- _GOAL_:
In your copy, reproduce the entries exactly as they are, minus the images.

- _Records from a data source_:
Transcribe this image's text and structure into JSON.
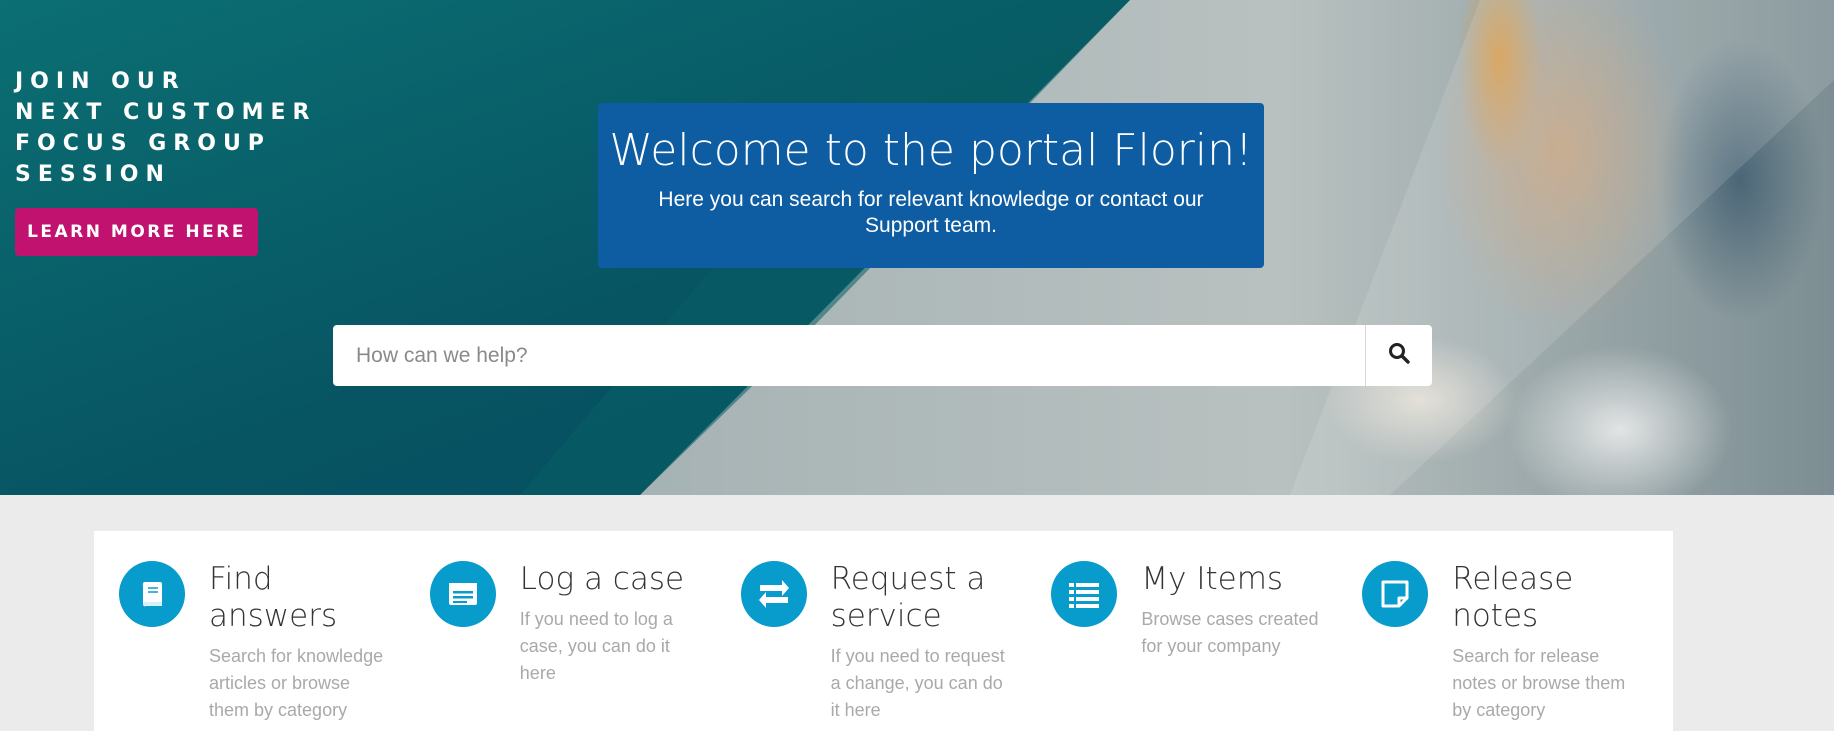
{
  "promo": {
    "lines": [
      "JOIN OUR",
      "NEXT CUSTOMER",
      "FOCUS GROUP",
      "SESSION"
    ],
    "button_label": "LEARN MORE HERE",
    "button_color": "#c0126e"
  },
  "welcome": {
    "title": "Welcome to the portal Florin!",
    "subtitle": "Here you can search for relevant knowledge or contact our Support team.",
    "background_color": "#0e5da3"
  },
  "search": {
    "placeholder": "How can we help?",
    "icon": "search-icon"
  },
  "cards": [
    {
      "icon": "book-icon",
      "title": "Find answers",
      "description": "Search for knowledge articles or browse them by category"
    },
    {
      "icon": "form-icon",
      "title": "Log a case",
      "description": "If you need to log a case, you can do it here"
    },
    {
      "icon": "exchange-icon",
      "title": "Request a service",
      "description": "If you need to request a change, you can do it here"
    },
    {
      "icon": "list-icon",
      "title": "My Items",
      "description": "Browse cases created for your company"
    },
    {
      "icon": "note-icon",
      "title": "Release notes",
      "description": "Search for release notes or browse them by category"
    }
  ],
  "colors": {
    "accent": "#079ccb",
    "page_background": "#ebebeb"
  }
}
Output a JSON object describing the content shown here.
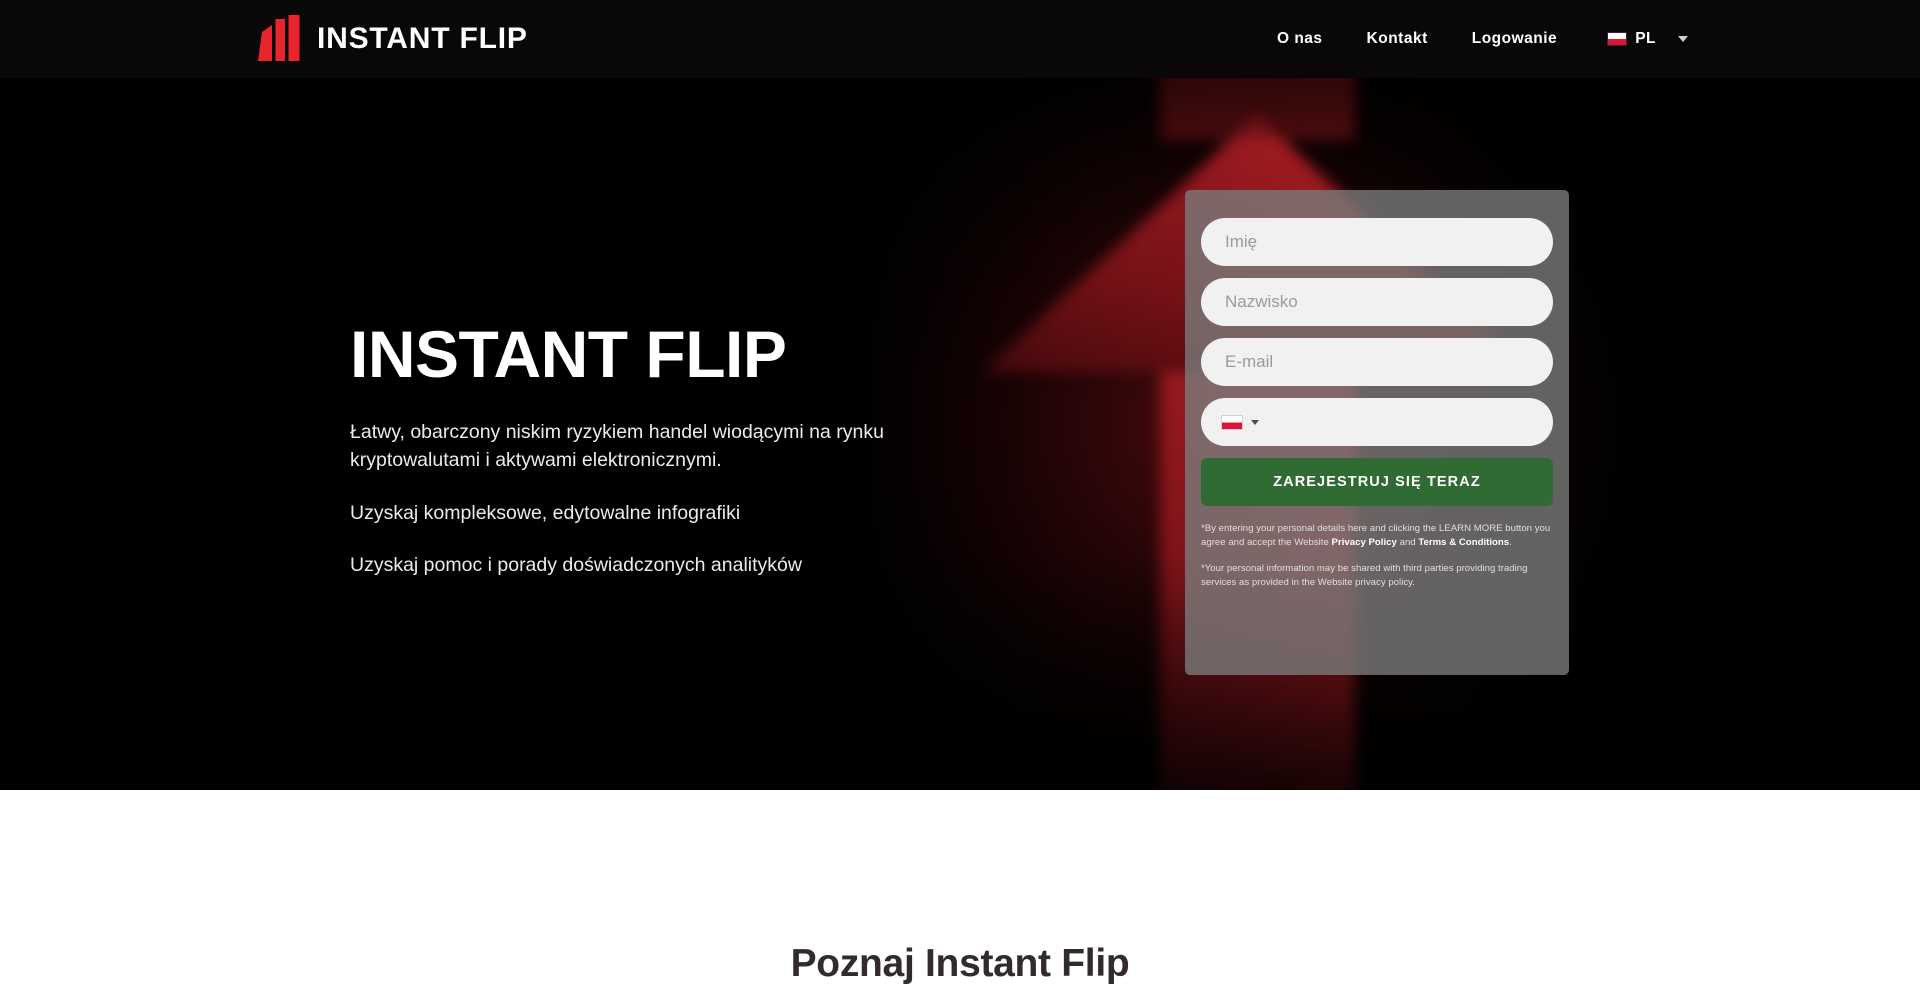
{
  "header": {
    "logo_text": "INSTANT FLIP",
    "logo_icon": "instant-flip-bars-logo",
    "nav": [
      {
        "label": "O nas"
      },
      {
        "label": "Kontakt"
      },
      {
        "label": "Logowanie"
      }
    ],
    "language": {
      "code": "PL",
      "flag_icon": "poland-flag-icon",
      "caret_icon": "chevron-down-icon"
    }
  },
  "hero": {
    "title": "INSTANT FLIP",
    "lead": "Łatwy, obarczony niskim ryzykiem handel wiodącymi na rynku kryptowalutami i aktywami elektronicznymi.",
    "bullet_1": "Uzyskaj kompleksowe, edytowalne infografiki",
    "bullet_2": "Uzyskaj pomoc i porady doświadczonych analityków",
    "background_icon": "red-up-arrow-graphic",
    "accent_color": "#a81a20",
    "background_color": "#000000"
  },
  "signup": {
    "first_name_placeholder": "Imię",
    "last_name_placeholder": "Nazwisko",
    "email_placeholder": "E-mail",
    "first_name_value": "",
    "last_name_value": "",
    "email_value": "",
    "phone_value": "",
    "phone_flag_icon": "poland-flag-icon",
    "phone_caret_icon": "caret-down-icon",
    "submit_label": "ZAREJESTRUJ SIĘ TERAZ",
    "submit_color": "#2f6b33",
    "disclaimer_1_pre": "*By entering your personal details here and clicking the LEARN MORE button you agree and accept the Website ",
    "disclaimer_1_link_1": "Privacy Policy",
    "disclaimer_1_mid": " and ",
    "disclaimer_1_link_2": "Terms & Conditions",
    "disclaimer_1_post": ".",
    "disclaimer_2": "*Your personal information may be shared with third parties providing trading services as provided in the Website privacy policy."
  },
  "intro": {
    "heading": "Poznaj Instant Flip"
  }
}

- _WRITTEN ANSWER_:
Transcribe this image's text and structure into JSON.
{
  "promo": {
    "lines": [
      "JOIN OUR",
      "NEXT CUSTOMER",
      "FOCUS GROUP",
      "SESSION"
    ],
    "button_label": "LEARN MORE HERE",
    "button_color": "#c0126e"
  },
  "welcome": {
    "title": "Welcome to the portal Florin!",
    "subtitle": "Here you can search for relevant knowledge or contact our Support team.",
    "background_color": "#0e5da3"
  },
  "search": {
    "placeholder": "How can we help?",
    "icon": "search-icon"
  },
  "cards": [
    {
      "icon": "book-icon",
      "title": "Find answers",
      "description": "Search for knowledge articles or browse them by category"
    },
    {
      "icon": "form-icon",
      "title": "Log a case",
      "description": "If you need to log a case, you can do it here"
    },
    {
      "icon": "exchange-icon",
      "title": "Request a service",
      "description": "If you need to request a change, you can do it here"
    },
    {
      "icon": "list-icon",
      "title": "My Items",
      "description": "Browse cases created for your company"
    },
    {
      "icon": "note-icon",
      "title": "Release notes",
      "description": "Search for release notes or browse them by category"
    }
  ],
  "colors": {
    "accent": "#079ccb",
    "page_background": "#ebebeb"
  }
}
Output a JSON object describing the content shown here.
{
  "header": {
    "logo_text": "INSTANT FLIP",
    "logo_icon": "instant-flip-bars-logo",
    "nav": [
      {
        "label": "O nas"
      },
      {
        "label": "Kontakt"
      },
      {
        "label": "Logowanie"
      }
    ],
    "language": {
      "code": "PL",
      "flag_icon": "poland-flag-icon",
      "caret_icon": "chevron-down-icon"
    }
  },
  "hero": {
    "title": "INSTANT FLIP",
    "lead": "Łatwy, obarczony niskim ryzykiem handel wiodącymi na rynku kryptowalutami i aktywami elektronicznymi.",
    "bullet_1": "Uzyskaj kompleksowe, edytowalne infografiki",
    "bullet_2": "Uzyskaj pomoc i porady doświadczonych analityków",
    "background_icon": "red-up-arrow-graphic",
    "accent_color": "#a81a20",
    "background_color": "#000000"
  },
  "signup": {
    "first_name_placeholder": "Imię",
    "last_name_placeholder": "Nazwisko",
    "email_placeholder": "E-mail",
    "first_name_value": "",
    "last_name_value": "",
    "email_value": "",
    "phone_value": "",
    "phone_flag_icon": "poland-flag-icon",
    "phone_caret_icon": "caret-down-icon",
    "submit_label": "ZAREJESTRUJ SIĘ TERAZ",
    "submit_color": "#2f6b33",
    "disclaimer_1_pre": "*By entering your personal details here and clicking the LEARN MORE button you agree and accept the Website ",
    "disclaimer_1_link_1": "Privacy Policy",
    "disclaimer_1_mid": " and ",
    "disclaimer_1_link_2": "Terms & Conditions",
    "disclaimer_1_post": ".",
    "disclaimer_2": "*Your personal information may be shared with third parties providing trading services as provided in the Website privacy policy."
  },
  "intro": {
    "heading": "Poznaj Instant Flip"
  }
}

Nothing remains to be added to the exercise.